### RECORD EXTRACTS
::::::::::
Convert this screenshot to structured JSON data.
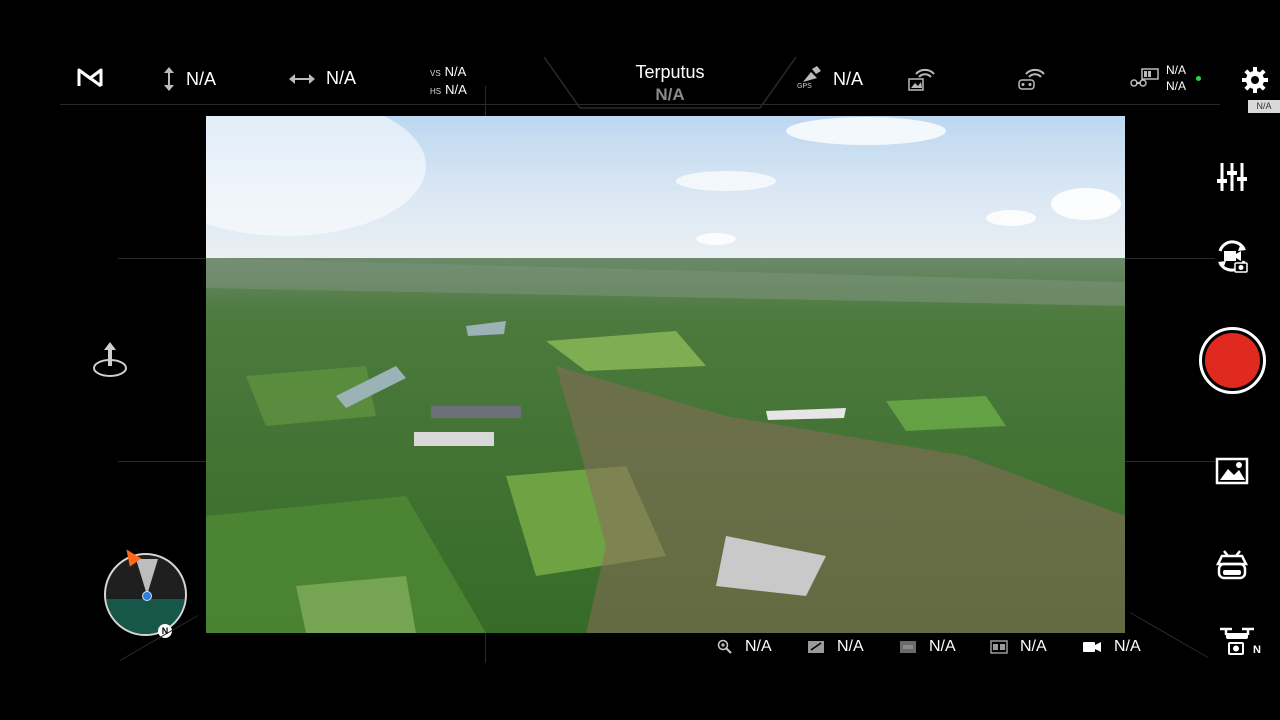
{
  "header": {
    "height_value": "N/A",
    "distance_value": "N/A",
    "vs_label": "VS",
    "vs_value": "N/A",
    "hs_label": "HS",
    "hs_value": "N/A",
    "connection_status": "Terputus",
    "connection_sub": "N/A",
    "gps_label": "GPS",
    "gps_value": "N/A",
    "battery_value_1": "N/A",
    "battery_value_2": "N/A",
    "settings_tag": "N/A"
  },
  "footer": {
    "zoom_value": "N/A",
    "ev_value": "N/A",
    "iso_value": "N/A",
    "shutter_value": "N/A",
    "video_value": "N/A"
  },
  "compass": {
    "north_label": "N"
  },
  "drone_mode_label": "N",
  "colors": {
    "record": "#e02a1f",
    "status_dot": "#2fd34a",
    "compass_ground": "#17574a",
    "heading_arrow": "#ff6a1a"
  }
}
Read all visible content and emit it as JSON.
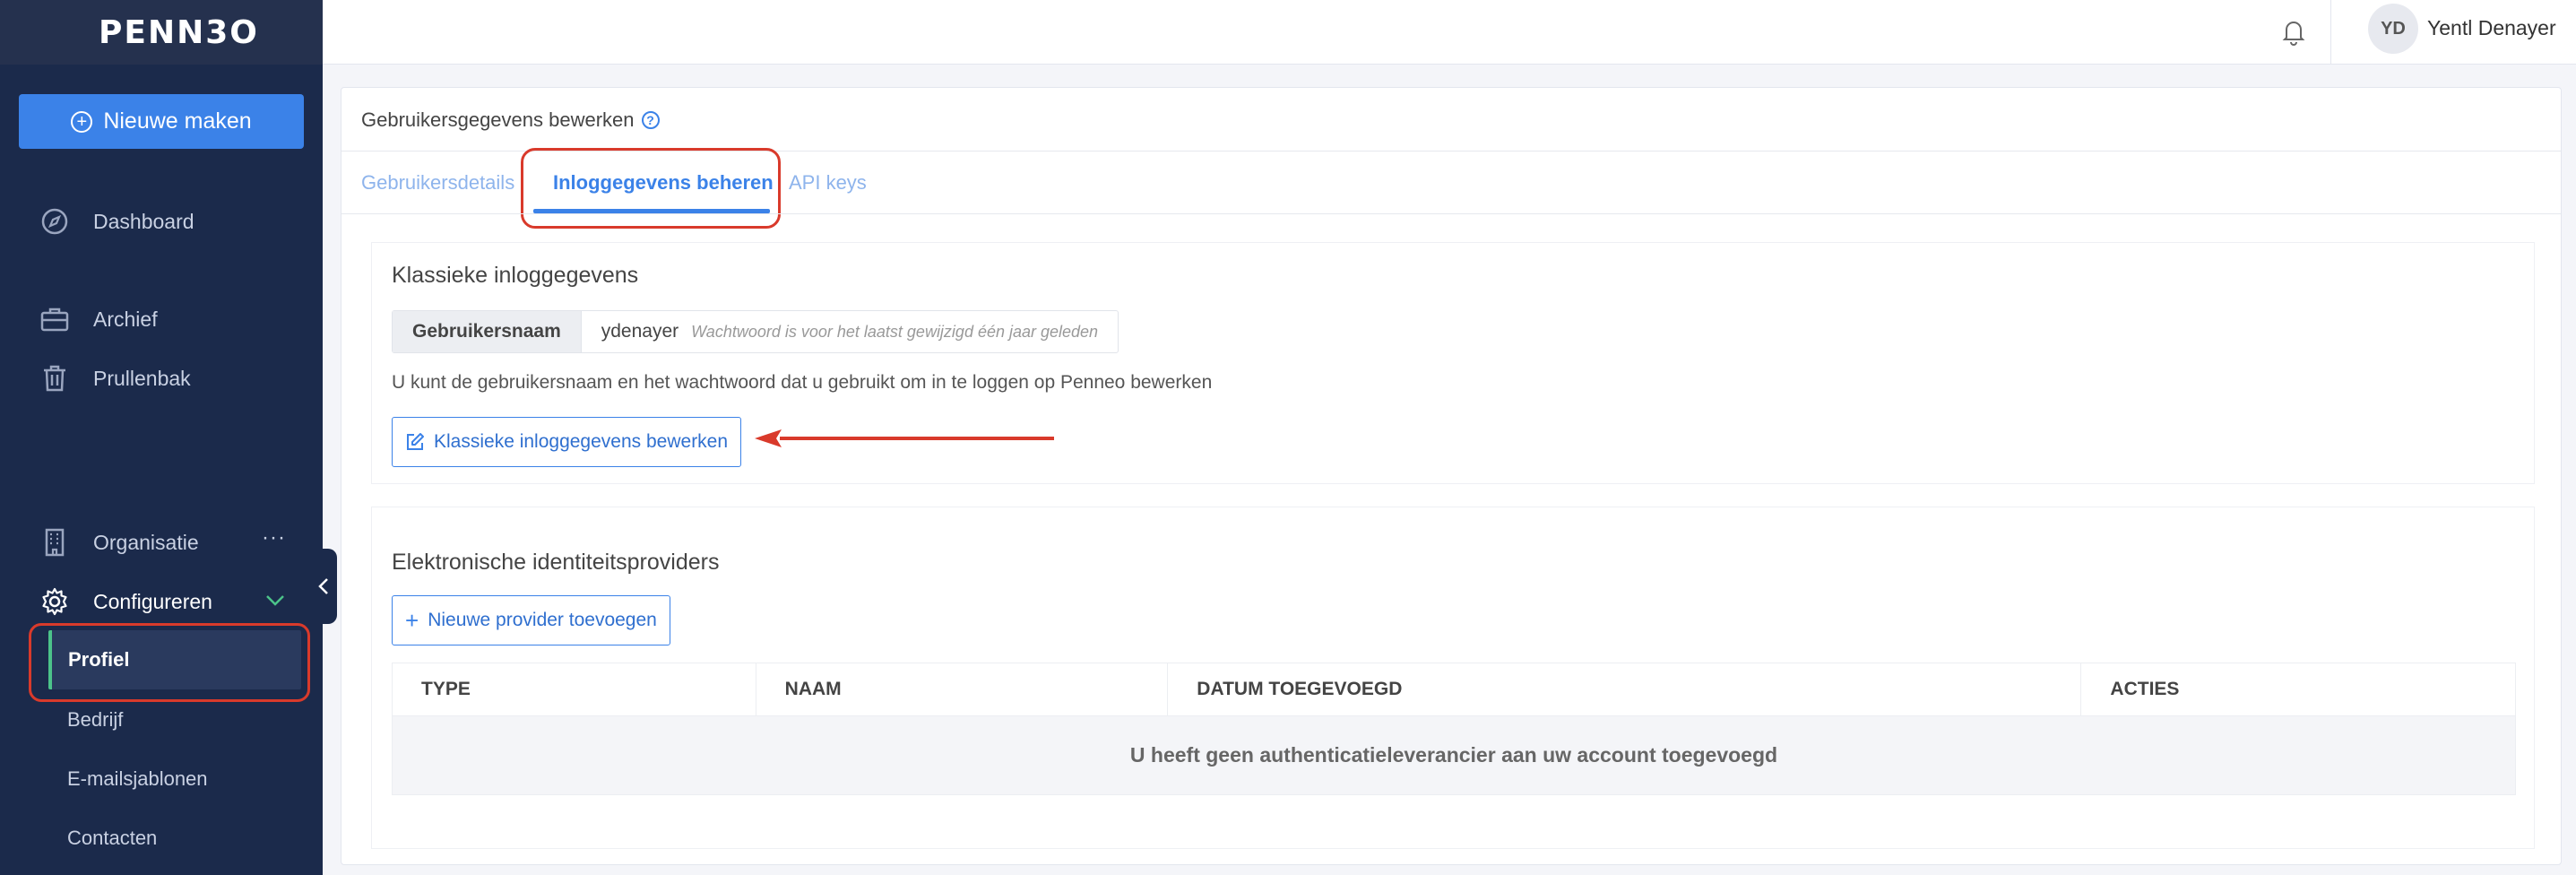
::::::::::
### SHORT PROBLEM
Scan the listing above and identify each line holding the string "JSON"; copy every such line.

### ANSWER BELOW
Convert this screenshot to structured JSON data.
Read all visible content and emit it as JSON.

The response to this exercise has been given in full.